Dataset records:
__________________________________________________
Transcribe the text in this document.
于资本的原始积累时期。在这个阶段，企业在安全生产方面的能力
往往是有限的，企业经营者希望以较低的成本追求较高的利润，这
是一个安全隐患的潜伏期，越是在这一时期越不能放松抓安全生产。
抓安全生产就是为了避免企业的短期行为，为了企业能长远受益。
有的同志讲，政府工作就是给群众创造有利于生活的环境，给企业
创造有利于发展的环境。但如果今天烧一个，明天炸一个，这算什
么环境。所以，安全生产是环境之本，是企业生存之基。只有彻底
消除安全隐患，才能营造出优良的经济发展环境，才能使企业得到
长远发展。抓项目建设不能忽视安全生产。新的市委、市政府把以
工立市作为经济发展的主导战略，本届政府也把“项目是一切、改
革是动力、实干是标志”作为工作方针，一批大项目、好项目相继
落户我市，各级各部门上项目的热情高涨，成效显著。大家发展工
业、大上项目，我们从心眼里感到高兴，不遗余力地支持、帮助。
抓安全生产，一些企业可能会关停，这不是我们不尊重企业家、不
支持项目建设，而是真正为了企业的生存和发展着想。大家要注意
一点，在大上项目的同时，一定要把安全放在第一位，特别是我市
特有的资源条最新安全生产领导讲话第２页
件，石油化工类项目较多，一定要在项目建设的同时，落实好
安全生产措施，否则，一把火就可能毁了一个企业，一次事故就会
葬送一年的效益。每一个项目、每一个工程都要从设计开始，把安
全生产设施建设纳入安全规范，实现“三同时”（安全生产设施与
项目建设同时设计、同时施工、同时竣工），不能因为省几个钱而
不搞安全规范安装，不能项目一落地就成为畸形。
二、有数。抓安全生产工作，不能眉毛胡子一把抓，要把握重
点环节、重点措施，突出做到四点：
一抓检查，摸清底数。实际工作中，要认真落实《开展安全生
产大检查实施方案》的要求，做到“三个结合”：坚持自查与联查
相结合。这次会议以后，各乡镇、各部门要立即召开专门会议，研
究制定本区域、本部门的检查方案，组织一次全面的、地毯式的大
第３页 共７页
__________________________________________________
Repeat the listing in full, keeping every line exactly as it is.

▶ _The solution_
Transcribe the text in this document.
于资本的原始积累时期。在这个阶段，企业在安全生产方面的能力
往往是有限的，企业经营者希望以较低的成本追求较高的利润，这
是一个安全隐患的潜伏期，越是在这一时期越不能放松抓安全生产。
抓安全生产就是为了避免企业的短期行为，为了企业能长远受益。
有的同志讲，政府工作就是给群众创造有利于生活的环境，给企业
创造有利于发展的环境。但如果今天烧一个，明天炸一个，这算什
么环境。所以，安全生产是环境之本，是企业生存之基。只有彻底
消除安全隐患，才能营造出优良的经济发展环境，才能使企业得到
长远发展。抓项目建设不能忽视安全生产。新的市委、市政府把以
工立市作为经济发展的主导战略，本届政府也把“项目是一切、改
革是动力、实干是标志”作为工作方针，一批大项目、好项目相继
落户我市，各级各部门上项目的热情高涨，成效显著。大家发展工
业、大上项目，我们从心眼里感到高兴，不遗余力地支持、帮助。
抓安全生产，一些企业可能会关停，这不是我们不尊重企业家、不
支持项目建设，而是真正为了企业的生存和发展着想。大家要注意
一点，在大上项目的同时，一定要把安全放在第一位，特别是我市
特有的资源条最新安全生产领导讲话第２页
件，石油化工类项目较多，一定要在项目建设的同时，落实好
安全生产措施，否则，一把火就可能毁了一个企业，一次事故就会
葬送一年的效益。每一个项目、每一个工程都要从设计开始，把安
全生产设施建设纳入安全规范，实现“三同时”（安全生产设施与
项目建设同时设计、同时施工、同时竣工），不能因为省几个钱而
不搞安全规范安装，不能项目一落地就成为畸形。
二、有数。抓安全生产工作，不能眉毛胡子一把抓，要把握重
点环节、重点措施，突出做到四点：
一抓检查，摸清底数。实际工作中，要认真落实《开展安全生
产大检查实施方案》的要求，做到“三个结合”：坚持自查与联查
相结合。这次会议以后，各乡镇、各部门要立即召开专门会议，研
究制定本区域、本部门的检查方案，组织一次全面的、地毯式的大
第３页 共７页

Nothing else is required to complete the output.